*PROBLEM TO WORK ON*: Find the lines holding the string "JSON" in the data, then copy all of them.

§ §

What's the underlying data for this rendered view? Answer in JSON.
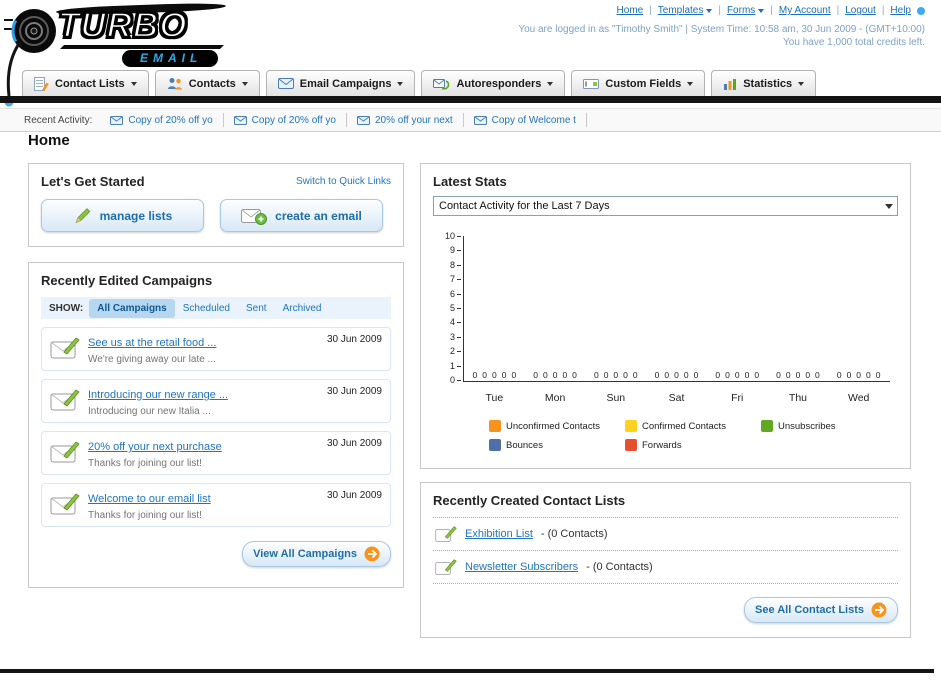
{
  "header": {
    "logo": {
      "line1": "TURBO",
      "line2": "EMAIL"
    },
    "links": [
      {
        "label": "Home",
        "dropdown": false
      },
      {
        "label": "Templates",
        "dropdown": true
      },
      {
        "label": "Forms",
        "dropdown": true
      },
      {
        "label": "My Account",
        "dropdown": false
      },
      {
        "label": "Logout",
        "dropdown": false
      },
      {
        "label": "Help",
        "dropdown": false
      }
    ],
    "login_info": "You are logged in as \"Timothy Smith\" | System Time: 10:58 am, 30 Jun 2009 - (GMT+10:00)",
    "credits_info": "You have 1,000 total credits left."
  },
  "nav": {
    "tabs": [
      {
        "label": "Contact Lists",
        "icon": "contact-lists-icon"
      },
      {
        "label": "Contacts",
        "icon": "contacts-icon"
      },
      {
        "label": "Email Campaigns",
        "icon": "email-campaigns-icon"
      },
      {
        "label": "Autoresponders",
        "icon": "autoresponders-icon"
      },
      {
        "label": "Custom Fields",
        "icon": "custom-fields-icon"
      },
      {
        "label": "Statistics",
        "icon": "statistics-icon"
      }
    ]
  },
  "recent_activity": {
    "label": "Recent Activity:",
    "items": [
      "Copy of 20% off yo",
      "Copy of 20% off yo",
      "20% off your next",
      "Copy of Welcome t"
    ]
  },
  "page": {
    "title": "Home"
  },
  "get_started": {
    "title": "Let's Get Started",
    "switch_link": "Switch to Quick Links",
    "buttons": [
      {
        "label": "manage lists"
      },
      {
        "label": "create an email"
      }
    ]
  },
  "campaigns": {
    "title": "Recently Edited Campaigns",
    "show_label": "SHOW:",
    "filters": [
      "All Campaigns",
      "Scheduled",
      "Sent",
      "Archived"
    ],
    "active_filter": "All Campaigns",
    "items": [
      {
        "title": "See us at the retail food ...",
        "subtitle": "We're giving away our late ...",
        "date": "30 Jun 2009"
      },
      {
        "title": "Introducing our new range ...",
        "subtitle": "Introducing our new Italia ...",
        "date": "30 Jun 2009"
      },
      {
        "title": "20% off your next purchase",
        "subtitle": "Thanks for joining our list!",
        "date": "30 Jun 2009"
      },
      {
        "title": "Welcome to our email list",
        "subtitle": "Thanks for joining our list!",
        "date": "30 Jun 2009"
      }
    ],
    "view_all_label": "View All Campaigns"
  },
  "stats": {
    "title": "Latest Stats",
    "dropdown_value": "Contact Activity for the Last 7 Days"
  },
  "chart_data": {
    "type": "bar",
    "title": "Contact Activity for the Last 7 Days",
    "categories": [
      "Tue",
      "Mon",
      "Sun",
      "Sat",
      "Fri",
      "Thu",
      "Wed"
    ],
    "series": [
      {
        "name": "Unconfirmed Contacts",
        "color": "#F7941D",
        "values": [
          0,
          0,
          0,
          0,
          0,
          0,
          0
        ]
      },
      {
        "name": "Confirmed Contacts",
        "color": "#FFD21E",
        "values": [
          0,
          0,
          0,
          0,
          0,
          0,
          0
        ]
      },
      {
        "name": "Unsubscribes",
        "color": "#61A823",
        "values": [
          0,
          0,
          0,
          0,
          0,
          0,
          0
        ]
      },
      {
        "name": "Bounces",
        "color": "#4F6FA8",
        "values": [
          0,
          0,
          0,
          0,
          0,
          0,
          0
        ]
      },
      {
        "name": "Forwards",
        "color": "#E8502D",
        "values": [
          0,
          0,
          0,
          0,
          0,
          0,
          0
        ]
      }
    ],
    "xlabel": "",
    "ylabel": "",
    "ylim": [
      0,
      10
    ],
    "yticks": [
      10,
      9,
      8,
      7,
      6,
      5,
      4,
      3,
      2,
      1,
      0
    ],
    "grid": false,
    "legend_position": "bottom"
  },
  "contact_lists": {
    "title": "Recently Created Contact Lists",
    "items": [
      {
        "name": "Exhibition List",
        "suffix": " - (0 Contacts)"
      },
      {
        "name": "Newsletter Subscribers",
        "suffix": " - (0 Contacts)"
      }
    ],
    "see_all_label": "See All Contact Lists"
  }
}
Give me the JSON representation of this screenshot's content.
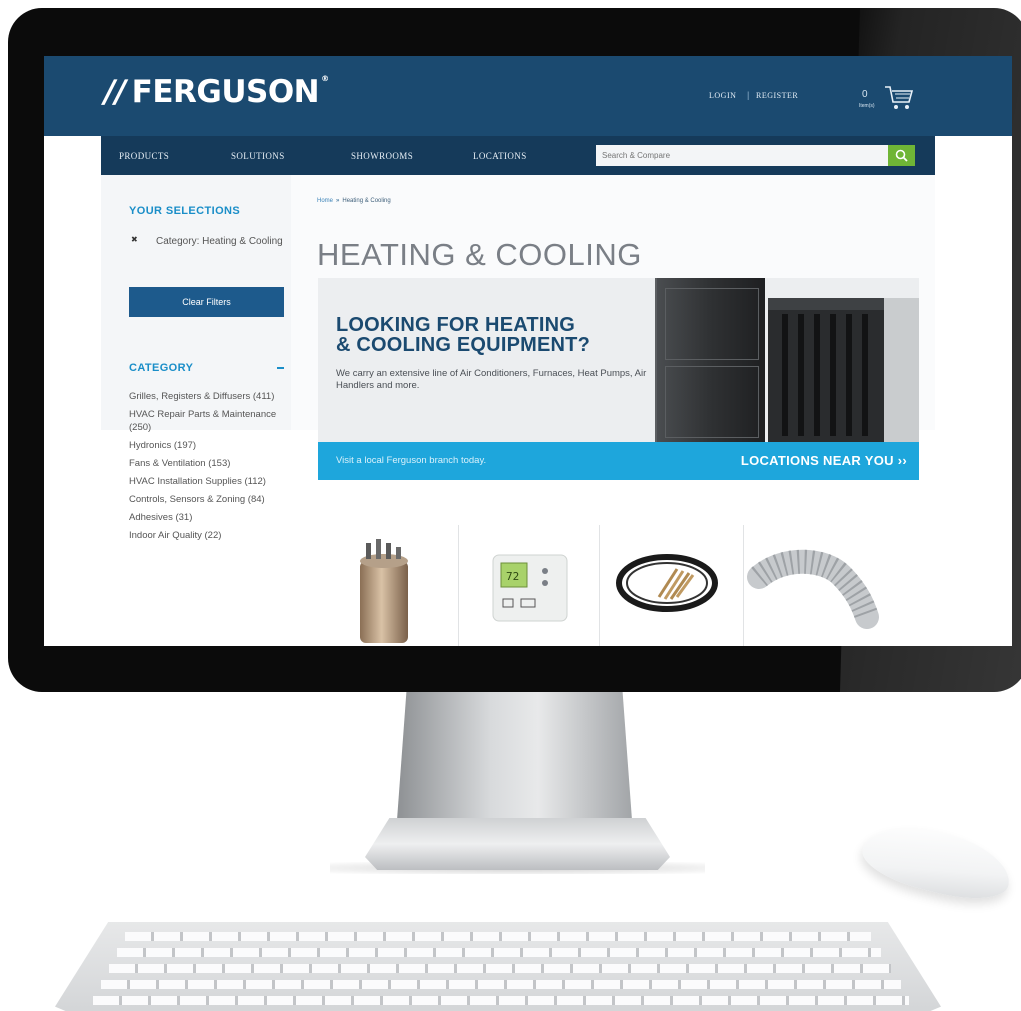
{
  "brand": {
    "logo_text": "FERGUSON",
    "logo_mark": "✦✦"
  },
  "header": {
    "login": "LOGIN",
    "register": "REGISTER",
    "cart_count": "0",
    "cart_label": "Item(s)"
  },
  "nav": {
    "items": [
      "PRODUCTS",
      "SOLUTIONS",
      "SHOWROOMS",
      "LOCATIONS"
    ],
    "search_placeholder": "Search & Compare"
  },
  "sidebar": {
    "selections_title": "YOUR SELECTIONS",
    "selection": "Category: Heating & Cooling",
    "clear_filters": "Clear Filters",
    "category_title": "CATEGORY",
    "categories": [
      "Grilles, Registers & Diffusers (411)",
      "HVAC Repair Parts & Maintenance (250)",
      "Hydronics (197)",
      "Fans & Ventilation (153)",
      "HVAC Installation Supplies (112)",
      "Controls, Sensors & Zoning (84)",
      "Adhesives (31)",
      "Indoor Air Quality (22)"
    ]
  },
  "breadcrumb": {
    "home": "Home",
    "current": "Heating & Cooling"
  },
  "page_title": "HEATING & COOLING",
  "hero": {
    "title_line1": "LOOKING FOR HEATING",
    "title_line2": "& COOLING EQUIPMENT?",
    "body": "We carry an extensive line of Air Conditioners, Furnaces, Heat Pumps, Air Handlers and more.",
    "strip_left": "Visit a local Ferguson branch today.",
    "strip_right": "LOCATIONS NEAR YOU ››"
  },
  "colors": {
    "header_bg": "#1b4a70",
    "nav_bg": "#153a5a",
    "accent_blue": "#1a8ec8",
    "strip_blue": "#1ea6dc",
    "search_green": "#6fb536"
  },
  "products": [
    {
      "icon": "capacitor-icon"
    },
    {
      "icon": "thermostat-icon"
    },
    {
      "icon": "line-set-icon"
    },
    {
      "icon": "flex-duct-icon"
    }
  ]
}
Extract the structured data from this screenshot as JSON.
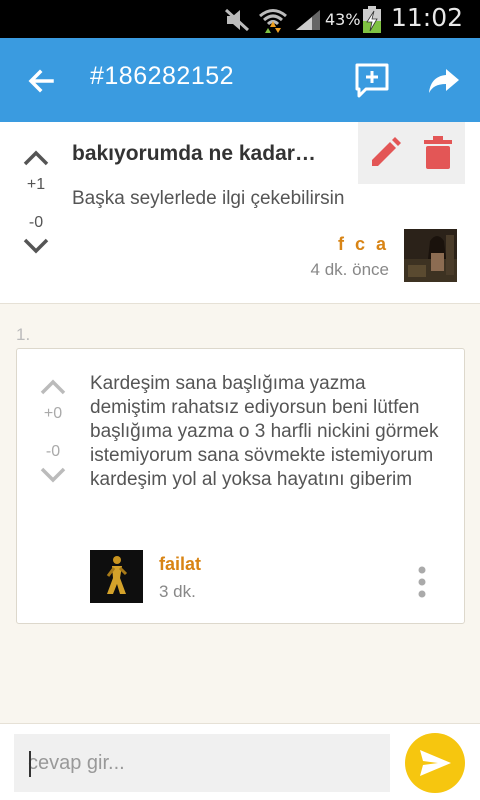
{
  "status_bar": {
    "battery_percent": "43%",
    "time": "11:02",
    "icons": [
      "mute-icon",
      "wifi-icon",
      "signal-icon",
      "battery-charging-icon"
    ]
  },
  "app_bar": {
    "title": "#186282152",
    "icons": [
      "back-arrow-icon",
      "add-comment-icon",
      "share-icon"
    ]
  },
  "topic": {
    "title": "bakıyorumda ne kadar…",
    "description": "Başka seylerlede ilgi çekebilirsin",
    "upvotes": "+1",
    "downvotes": "-0",
    "author": "f c a",
    "time": "4 dk. önce"
  },
  "replies": [
    {
      "index": "1.",
      "upvotes": "+0",
      "downvotes": "-0",
      "text": "Kardeşim sana başlığıma yazma demiştim rahatsız ediyorsun beni lütfen başlığıma yazma o 3 harfli nickini görmek istemiyorum sana sövmekte istemiyorum kardeşim yol al yoksa hayatını giberim",
      "author": "failat",
      "time": "3 dk."
    }
  ],
  "reply_input": {
    "placeholder": "cevap gir...",
    "value": ""
  },
  "colors": {
    "app_bar": "#3a9be0",
    "author": "#d88415",
    "send_button": "#f6c60f",
    "delete_icon": "#e35656",
    "edit_icon": "#e35656",
    "background": "#f9f6ef"
  }
}
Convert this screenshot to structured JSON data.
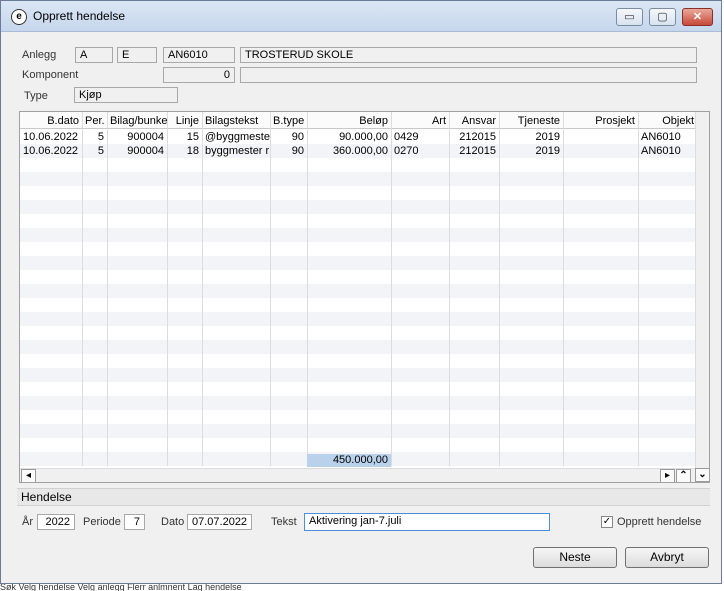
{
  "window": {
    "title": "Opprett hendelse",
    "minimize_glyph": "▭",
    "maximize_glyph": "▢",
    "close_glyph": "✕"
  },
  "header": {
    "anlegg_label": "Anlegg",
    "anlegg_code1": "A",
    "anlegg_code2": "E",
    "anlegg_id": "AN6010",
    "anlegg_name": "TROSTERUD SKOLE",
    "komponent_label": "Komponent",
    "komponent_value": "0",
    "komponent_name": "",
    "type_label": "Type",
    "type_value": "Kjøp"
  },
  "table": {
    "columns": [
      "B.dato",
      "Per.",
      "Bilag/bunke",
      "Linje",
      "Bilagstekst",
      "B.type",
      "Beløp",
      "Art",
      "Ansvar",
      "Tjeneste",
      "Prosjekt",
      "Objekt"
    ],
    "rows": [
      [
        "10.06.2022",
        "5",
        "900004",
        "15",
        "@byggmeste",
        "90",
        "90.000,00",
        "0429",
        "212015",
        "2019",
        "",
        "AN6010"
      ],
      [
        "10.06.2022",
        "5",
        "900004",
        "18",
        "byggmester r",
        "90",
        "360.000,00",
        "0270",
        "212015",
        "2019",
        "",
        "AN6010"
      ]
    ],
    "sum": "450.000,00"
  },
  "hendelse": {
    "section_label": "Hendelse",
    "ar_label": "År",
    "ar_value": "2022",
    "periode_label": "Periode",
    "periode_value": "7",
    "dato_label": "Dato",
    "dato_value": "07.07.2022",
    "tekst_label": "Tekst",
    "tekst_value": "Aktivering jan-7.juli",
    "checkbox_label": "Opprett hendelse",
    "checkbox_checked": true
  },
  "buttons": {
    "next": "Neste",
    "cancel": "Avbryt"
  },
  "taskbar": {
    "text": "Søk    Velg hendelse    Velg anlegg    Flerr anlmnent    Lag hendelse"
  }
}
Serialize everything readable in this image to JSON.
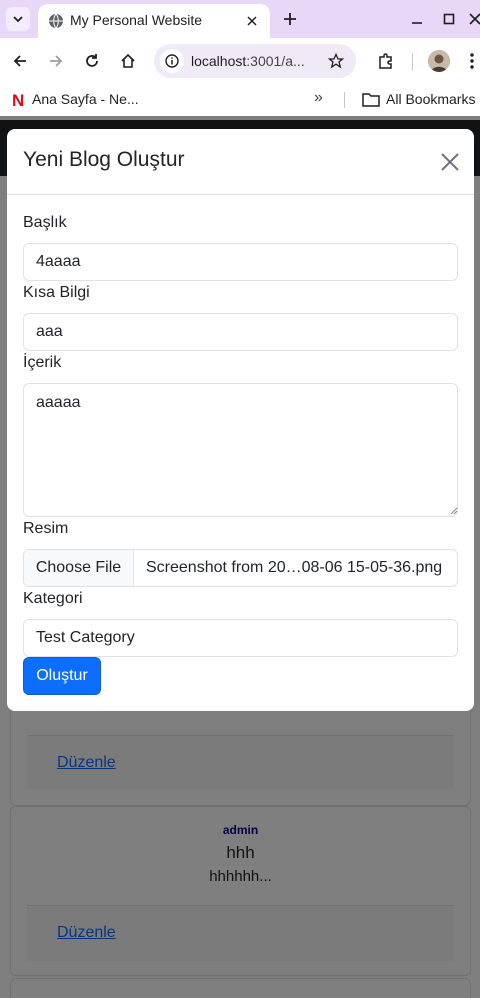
{
  "browser": {
    "tab_title": "My Personal Website",
    "url_host": "localhost",
    "url_rest": ":3001/a...",
    "bookmarks": {
      "netflix_label": "Ana Sayfa - Ne...",
      "more": "»",
      "all_bookmarks": "All Bookmarks"
    }
  },
  "page": {
    "cards": [
      {
        "author": "",
        "title": "",
        "summary": "",
        "link": "Düzenle"
      },
      {
        "author": "admin",
        "title": "hhh",
        "summary": "hhhhhh...",
        "link": "Düzenle"
      }
    ]
  },
  "modal": {
    "title": "Yeni Blog Oluştur",
    "fields": {
      "title_label": "Başlık",
      "title_value": "4aaaa",
      "summary_label": "Kısa Bilgi",
      "summary_value": "aaa",
      "content_label": "İçerik",
      "content_value": "aaaaa",
      "image_label": "Resim",
      "file_button": "Choose File",
      "file_name": "Screenshot from 20…08-06 15-05-36.png",
      "category_label": "Kategori",
      "category_value": "Test Category"
    },
    "submit_label": "Oluştur"
  },
  "colors": {
    "primary": "#0d6efd",
    "author": "#00008b",
    "tabstrip": "#e8d7f7"
  }
}
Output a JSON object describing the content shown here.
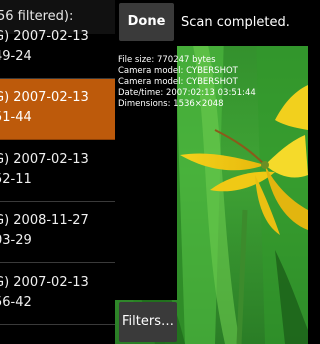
{
  "list": {
    "header": "56 filtered):",
    "rows": [
      {
        "line1": "G) 2007-02-13",
        "line2": "49-24",
        "selected": false
      },
      {
        "line1": "G) 2007-02-13",
        "line2": "51-44",
        "selected": true
      },
      {
        "line1": "G) 2007-02-13",
        "line2": "52-11",
        "selected": false
      },
      {
        "line1": "G) 2008-11-27",
        "line2": "03-29",
        "selected": false
      },
      {
        "line1": "G) 2007-02-13",
        "line2": "56-42",
        "selected": false
      }
    ]
  },
  "toolbar": {
    "done_label": "Done",
    "status": "Scan completed."
  },
  "info": {
    "file_size": "File size: 770247 bytes",
    "camera_model_1": "Camera model: CYBERSHOT",
    "camera_model_2": "Camera model: CYBERSHOT",
    "datetime": "Date/time: 2007:02:13 03:51:44",
    "dimensions": "Dimensions: 1536×2048"
  },
  "filters_label": "Filters…",
  "colors": {
    "selected_row": "#bd5a0b",
    "button_bg": "#3a3a3a"
  }
}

§ §

*FINAL RESULT*:
What's the underlying data for this rendered view? Answer in JSON.
Give me the JSON representation of this screenshot's content.
Extract the structured data from this screenshot as JSON.
Convert this screenshot to structured JSON data.
Serialize everything readable in this image to JSON.
Output a JSON object describing the content shown here.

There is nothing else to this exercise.